_Document text:_
····················

Editor Email: hjaffe@mail.sdsu.edu

Editor's website: JaffeAntiJaffe.com


Rage and Angels

Brenda Webster

Hal Jaffe asked me to write something about my mother's journal, Hungry for Light: The Journal of Ethel Schwabacher, edited by myself and Judith Emlyn Johnson (Indiana University Press, 1993). What came to me instead were images of me and her. Me outside looking in at her. Her slipping away from me. Maybe editing her journals was the closest I ever came to her, especially after I found her secret ones, the ones she hid in her drawer.

     On the day of my mother's funeral, my friend Judy called and asked me what I was going to do with all the paintings and the journal she had heard about. I hadn't thought, I said. The paintings were stacked in warehouses, the journal manuscript was on Mother's desk. I was going to read some of it at the service, but beyond that... "Mother couldn't find a publisher for it you know," I mumbled. "It needs editing." I could hear myself stalling.

     i am about four years old. i am outside a room, my ear pressed against a door...i hear mother singing softly... i hear the swish of her skirt and the slap of her shoes as she moves back and forward on the wood, approaching and retreating from an object i can't see... i push against the door and whimper, my nurse runs up and pulls me away. your mother is painting, she says, she's making you something pretty. i glare at her, furious... i know it's not for me...

     Mother was one of the group of abstract expressionist artists who came to prominence in the forties. She studied with Arshile Gorky and was best known for the biography which brought him to the public's attention but she was a wonderful painter in her own right, exhibiting at Betty Parsons with artists like Rothko and Barnett Newman, Pousette D'Art and Okada. Still, did I really want to spend years immersed in her work? "I'll do it if you help me," I said to Judy. Judy had always thought she should have been Mother's daughter. They would have been two geniuses together. I knew she'd defend Mother from me, she'd help keep me fair.

     i am outside looking through the open door at what my mother has made with her colored chalks... it is a peach round and covered with a soft fuzz, it hangs under a branch full of green leaves. i can feel the weight of it. my breath catches. i have a mother who is a magician. she gives me a piece of chalk to try but i can't even make my circle round... that's beautiful, she says kindly but it isn't, it is simply an orange scrawl on white paper...

····················

_Given entries:_
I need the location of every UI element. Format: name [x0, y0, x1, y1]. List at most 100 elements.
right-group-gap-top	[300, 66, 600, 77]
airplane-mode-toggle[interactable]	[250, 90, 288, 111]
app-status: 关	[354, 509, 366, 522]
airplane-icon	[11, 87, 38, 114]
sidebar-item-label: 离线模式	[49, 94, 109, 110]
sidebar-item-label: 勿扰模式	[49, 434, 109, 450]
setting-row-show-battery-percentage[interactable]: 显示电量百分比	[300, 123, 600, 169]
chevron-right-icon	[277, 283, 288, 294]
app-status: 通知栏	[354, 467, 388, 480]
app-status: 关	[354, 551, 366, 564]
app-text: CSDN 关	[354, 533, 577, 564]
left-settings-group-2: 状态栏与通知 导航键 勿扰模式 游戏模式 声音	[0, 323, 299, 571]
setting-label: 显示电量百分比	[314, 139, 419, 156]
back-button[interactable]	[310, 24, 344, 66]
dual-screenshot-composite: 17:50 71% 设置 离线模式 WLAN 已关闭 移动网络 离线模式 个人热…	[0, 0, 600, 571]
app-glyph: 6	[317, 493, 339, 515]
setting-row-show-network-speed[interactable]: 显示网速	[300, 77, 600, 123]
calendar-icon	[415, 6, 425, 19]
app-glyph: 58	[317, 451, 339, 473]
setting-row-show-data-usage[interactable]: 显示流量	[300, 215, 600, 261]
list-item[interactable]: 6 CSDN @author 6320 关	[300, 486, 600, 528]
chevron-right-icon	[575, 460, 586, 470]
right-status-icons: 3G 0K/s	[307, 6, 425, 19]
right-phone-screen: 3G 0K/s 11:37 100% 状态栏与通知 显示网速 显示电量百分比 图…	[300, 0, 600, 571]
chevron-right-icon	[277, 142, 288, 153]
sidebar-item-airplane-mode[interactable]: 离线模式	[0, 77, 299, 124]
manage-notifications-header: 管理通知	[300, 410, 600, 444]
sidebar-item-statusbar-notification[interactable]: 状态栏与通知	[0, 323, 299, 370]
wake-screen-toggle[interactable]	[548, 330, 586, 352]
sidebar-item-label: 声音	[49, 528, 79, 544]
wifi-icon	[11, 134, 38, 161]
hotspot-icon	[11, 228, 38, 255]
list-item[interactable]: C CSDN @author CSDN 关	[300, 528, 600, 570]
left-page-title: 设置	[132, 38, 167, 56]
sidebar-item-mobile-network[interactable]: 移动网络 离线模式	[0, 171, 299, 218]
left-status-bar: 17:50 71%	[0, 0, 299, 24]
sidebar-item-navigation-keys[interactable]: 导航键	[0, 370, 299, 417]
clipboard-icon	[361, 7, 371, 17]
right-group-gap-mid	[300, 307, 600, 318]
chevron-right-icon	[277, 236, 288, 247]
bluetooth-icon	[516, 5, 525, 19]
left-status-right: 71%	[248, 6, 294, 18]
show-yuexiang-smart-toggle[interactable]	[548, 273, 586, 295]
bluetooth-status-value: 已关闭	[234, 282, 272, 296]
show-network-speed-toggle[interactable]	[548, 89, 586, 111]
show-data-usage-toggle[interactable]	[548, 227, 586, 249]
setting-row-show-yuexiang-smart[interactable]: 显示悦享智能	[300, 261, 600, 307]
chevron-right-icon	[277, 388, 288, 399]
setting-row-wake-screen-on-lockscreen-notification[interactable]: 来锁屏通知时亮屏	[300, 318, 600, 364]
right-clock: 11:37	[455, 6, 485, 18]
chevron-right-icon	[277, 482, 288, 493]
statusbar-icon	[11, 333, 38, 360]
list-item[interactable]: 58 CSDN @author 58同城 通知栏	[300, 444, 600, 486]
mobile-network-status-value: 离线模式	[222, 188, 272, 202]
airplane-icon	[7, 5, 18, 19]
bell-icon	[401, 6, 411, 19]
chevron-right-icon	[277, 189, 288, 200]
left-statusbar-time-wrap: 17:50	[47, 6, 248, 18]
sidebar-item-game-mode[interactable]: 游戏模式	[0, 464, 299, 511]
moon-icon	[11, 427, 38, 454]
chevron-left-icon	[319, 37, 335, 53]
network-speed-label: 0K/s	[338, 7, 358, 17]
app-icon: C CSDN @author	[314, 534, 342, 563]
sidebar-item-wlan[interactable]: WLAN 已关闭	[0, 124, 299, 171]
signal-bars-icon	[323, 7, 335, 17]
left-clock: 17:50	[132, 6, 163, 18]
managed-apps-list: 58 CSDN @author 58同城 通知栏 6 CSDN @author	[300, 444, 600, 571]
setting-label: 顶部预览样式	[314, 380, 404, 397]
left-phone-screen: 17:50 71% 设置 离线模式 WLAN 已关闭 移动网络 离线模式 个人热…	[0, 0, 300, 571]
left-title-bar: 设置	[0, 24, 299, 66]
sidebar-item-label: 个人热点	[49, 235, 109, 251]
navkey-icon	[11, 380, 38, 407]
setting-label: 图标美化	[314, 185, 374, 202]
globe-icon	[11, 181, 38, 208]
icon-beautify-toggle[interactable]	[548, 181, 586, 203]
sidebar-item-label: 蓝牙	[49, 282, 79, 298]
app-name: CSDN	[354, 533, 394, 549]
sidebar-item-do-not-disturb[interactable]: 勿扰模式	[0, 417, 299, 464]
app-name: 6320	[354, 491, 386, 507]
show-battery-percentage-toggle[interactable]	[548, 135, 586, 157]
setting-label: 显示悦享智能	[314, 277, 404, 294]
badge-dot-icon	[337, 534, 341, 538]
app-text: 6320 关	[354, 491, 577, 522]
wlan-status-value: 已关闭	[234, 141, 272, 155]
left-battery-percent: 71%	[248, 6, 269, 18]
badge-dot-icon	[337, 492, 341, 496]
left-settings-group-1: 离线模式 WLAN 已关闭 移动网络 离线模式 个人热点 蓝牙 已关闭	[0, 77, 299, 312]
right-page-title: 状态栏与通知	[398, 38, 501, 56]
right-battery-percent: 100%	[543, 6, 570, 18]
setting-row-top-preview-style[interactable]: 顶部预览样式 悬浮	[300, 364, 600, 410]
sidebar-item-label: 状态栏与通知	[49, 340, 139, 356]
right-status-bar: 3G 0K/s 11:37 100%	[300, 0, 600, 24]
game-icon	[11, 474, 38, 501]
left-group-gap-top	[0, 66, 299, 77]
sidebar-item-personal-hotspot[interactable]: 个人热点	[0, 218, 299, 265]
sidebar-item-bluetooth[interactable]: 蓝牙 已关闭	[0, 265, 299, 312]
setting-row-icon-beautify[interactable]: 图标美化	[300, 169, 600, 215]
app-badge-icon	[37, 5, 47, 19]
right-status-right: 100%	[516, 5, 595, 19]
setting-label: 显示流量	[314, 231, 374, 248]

····················

_Objectives:_
1. According to the essay "Rage and Angels," whom did the writer's mother study with?
2. Carry on the essay "Rage and Angels" from its last sentence, in the same voice.
Nothing in the records is needed for this.

_Replies:_
1. She studied with Arshile Gorky.

2.
     Editing the journal, I became a voyeur of my mother's inner life, a sort of junkie of her mental processes, fascinated by the way she constructed herself. Her larger than life mythic characters. Can you imagine what it is like to have a mother who sees herself as a child Prometheus tied down and tortured by parent gods, or Oedipus or Abraham, or Orpheus? I got up in the morning and went to school. My mother rose up like a superhuman being to struggle with the Sisyphian stone of her creativity.

     my mother is helping me with my homework. we are in the living room at our farm, squeezed together at a small desk. she keeps looking out the window at the shifting pattern of sunlight on the grass. i am trying very hard to listen to what she is saying so that we can finish and she can get back to her studio... but i can't seem to understand... one number has to go into three numbers that are separated from it by a little sled... looking at the shape of the sled i forget how to make the numbers string out in a long line below... why can't you do this simple thing, my mother screams at me... how many times do i have to explain it? her body is vibrating with the horror of having a backward daughter... a daughter who can't divide. who takes up her time and her energy...

     Each mythic subject poses a problem or revolves around a set of issues. For instance, while painting Orpheus Mother wonders whether it is possible to be an artist and still love someone. She agonizes in her journal over whether Orpheus unconsciously had to get rid of Eurydice in order to create. I know she is thinking of my father who died of a heart attack when he was fifty-three. After thinking of herself as Orpheus for awhile, mother tries to imagine herself as Eurydice, the woman he abandoned. They are the two sides of her self: the woman who craves closeness and the artist who needs distance in order to create. She must know that after my father's death, her painting became more powerful.

     someone calls me out of the riding arena where i have just won a blue ribbon and tells me my father is dead, i have to leave camp right away. i am hurried home bringing all my ribbons to my mother... the reserve championship is yellow and red with gold writing... the first in jumping is blue as the sky. my mother is lying in her bed looking very pale... she seems hardly able to speak. my horse was named Retreat, i tell her when i give her my best ribbon, the one i'm sure will make her smile... i had to use spurs and a crop to get him to go. even the counsellors couldn't believe i'd done it... my mother takes one look and starts to cry... her friend Muriel leads me into the other room. you have to be very careful of your mother, she says, she's on the edge of a nervous breakdown. okay, i say... i think of broken down cars with the stuffing exposed... clearly i am not what my mother needs.

     i am outside the door listening to my mother wailing the words of orpheus's farewell to eurydice. che faro senza eurydice, she cries against the music, che faro senza mio ben? what will she do?: what can she do? the sound says it all... it's impossible... everything is impossible without my father. i hear a sound like glass breaking. i bend and look through the keyhole... she is walking on shards of glass with her bare feet... she is walking over a canvas with her bloody feet... later she tells me that orpheus was torn to pieces by furious women because he rejected love...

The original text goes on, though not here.